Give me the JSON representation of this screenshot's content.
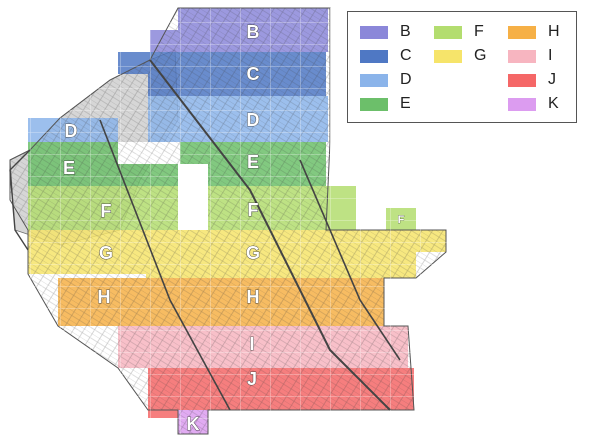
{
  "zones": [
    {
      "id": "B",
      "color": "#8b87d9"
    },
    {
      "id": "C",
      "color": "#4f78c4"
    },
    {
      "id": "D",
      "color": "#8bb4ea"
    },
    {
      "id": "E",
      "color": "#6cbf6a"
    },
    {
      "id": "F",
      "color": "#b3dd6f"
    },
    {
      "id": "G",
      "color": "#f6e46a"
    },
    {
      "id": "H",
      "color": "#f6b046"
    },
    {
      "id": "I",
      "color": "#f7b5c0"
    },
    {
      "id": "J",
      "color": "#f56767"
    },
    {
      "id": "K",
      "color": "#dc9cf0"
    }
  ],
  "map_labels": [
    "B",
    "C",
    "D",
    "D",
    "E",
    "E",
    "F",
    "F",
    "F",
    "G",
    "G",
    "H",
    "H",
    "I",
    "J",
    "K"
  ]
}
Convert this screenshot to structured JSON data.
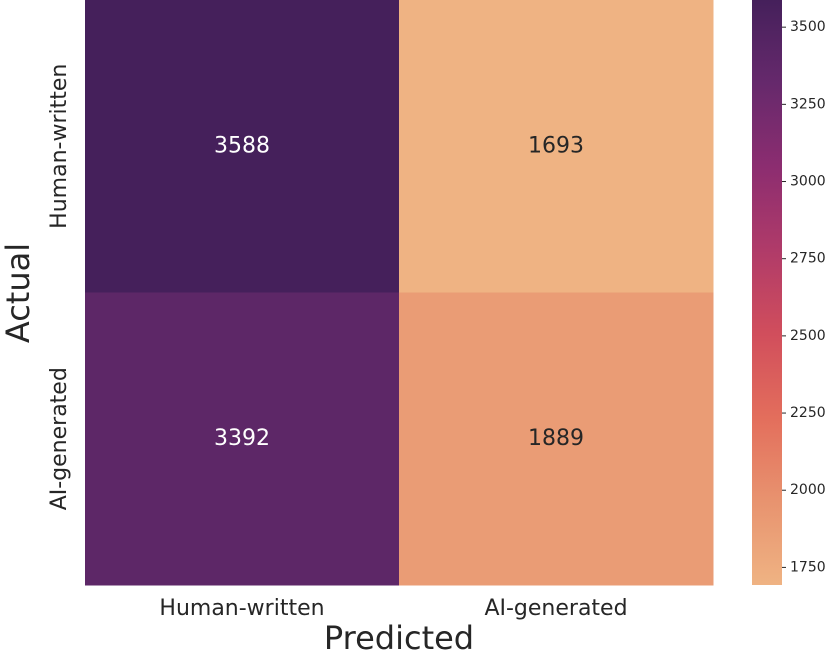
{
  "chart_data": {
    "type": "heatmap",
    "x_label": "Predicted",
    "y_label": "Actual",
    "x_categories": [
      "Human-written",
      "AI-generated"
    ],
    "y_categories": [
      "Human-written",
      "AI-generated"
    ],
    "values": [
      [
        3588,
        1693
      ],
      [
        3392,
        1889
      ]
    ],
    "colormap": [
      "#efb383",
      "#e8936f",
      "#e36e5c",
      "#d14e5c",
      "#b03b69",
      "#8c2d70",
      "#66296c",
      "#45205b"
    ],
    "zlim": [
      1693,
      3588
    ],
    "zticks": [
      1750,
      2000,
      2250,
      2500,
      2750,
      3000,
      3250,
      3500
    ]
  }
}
◇ ◇ ◇ ◇ ◇
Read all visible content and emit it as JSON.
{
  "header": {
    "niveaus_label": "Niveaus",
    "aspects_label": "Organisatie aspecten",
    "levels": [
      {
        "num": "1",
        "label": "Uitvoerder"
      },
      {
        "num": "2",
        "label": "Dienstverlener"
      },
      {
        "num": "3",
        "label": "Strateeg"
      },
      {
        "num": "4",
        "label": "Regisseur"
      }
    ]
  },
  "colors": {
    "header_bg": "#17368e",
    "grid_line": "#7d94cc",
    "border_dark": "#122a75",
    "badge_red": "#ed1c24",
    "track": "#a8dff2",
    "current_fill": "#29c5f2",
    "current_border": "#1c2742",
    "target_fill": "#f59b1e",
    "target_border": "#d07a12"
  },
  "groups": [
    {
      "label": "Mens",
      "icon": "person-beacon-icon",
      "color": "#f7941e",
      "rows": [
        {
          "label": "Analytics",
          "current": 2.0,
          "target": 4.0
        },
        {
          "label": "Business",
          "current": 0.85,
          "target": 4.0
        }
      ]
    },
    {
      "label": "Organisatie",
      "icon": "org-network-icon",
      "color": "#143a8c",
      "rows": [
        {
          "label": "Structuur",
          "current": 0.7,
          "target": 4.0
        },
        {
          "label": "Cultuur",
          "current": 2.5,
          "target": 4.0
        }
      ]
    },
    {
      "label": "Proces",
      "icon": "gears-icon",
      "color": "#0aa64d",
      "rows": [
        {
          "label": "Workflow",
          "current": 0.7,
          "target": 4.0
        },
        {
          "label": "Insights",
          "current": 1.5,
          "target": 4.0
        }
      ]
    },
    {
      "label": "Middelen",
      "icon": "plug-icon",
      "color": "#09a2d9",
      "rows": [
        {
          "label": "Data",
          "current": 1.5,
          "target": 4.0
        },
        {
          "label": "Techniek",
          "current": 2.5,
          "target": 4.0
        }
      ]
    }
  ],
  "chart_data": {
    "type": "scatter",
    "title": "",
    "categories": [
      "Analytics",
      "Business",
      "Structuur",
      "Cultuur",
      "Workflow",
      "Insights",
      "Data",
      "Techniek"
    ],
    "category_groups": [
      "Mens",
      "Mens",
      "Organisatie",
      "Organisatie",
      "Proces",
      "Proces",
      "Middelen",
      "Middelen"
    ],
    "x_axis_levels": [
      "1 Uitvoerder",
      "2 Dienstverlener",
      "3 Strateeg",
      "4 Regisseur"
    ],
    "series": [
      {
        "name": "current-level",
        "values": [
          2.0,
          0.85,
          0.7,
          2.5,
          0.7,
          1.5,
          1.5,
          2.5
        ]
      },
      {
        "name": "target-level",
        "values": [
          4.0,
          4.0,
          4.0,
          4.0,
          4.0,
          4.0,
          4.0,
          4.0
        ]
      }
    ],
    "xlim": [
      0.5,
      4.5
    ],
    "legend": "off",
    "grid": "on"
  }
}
◇ ◇ ◇ ◇ ◇
* Task prompt *
Return every line above that contains the word "screenshot".

* Correct result *
Give me the JSON representation of this screenshot's content.
Convert this screenshot to structured JSON data.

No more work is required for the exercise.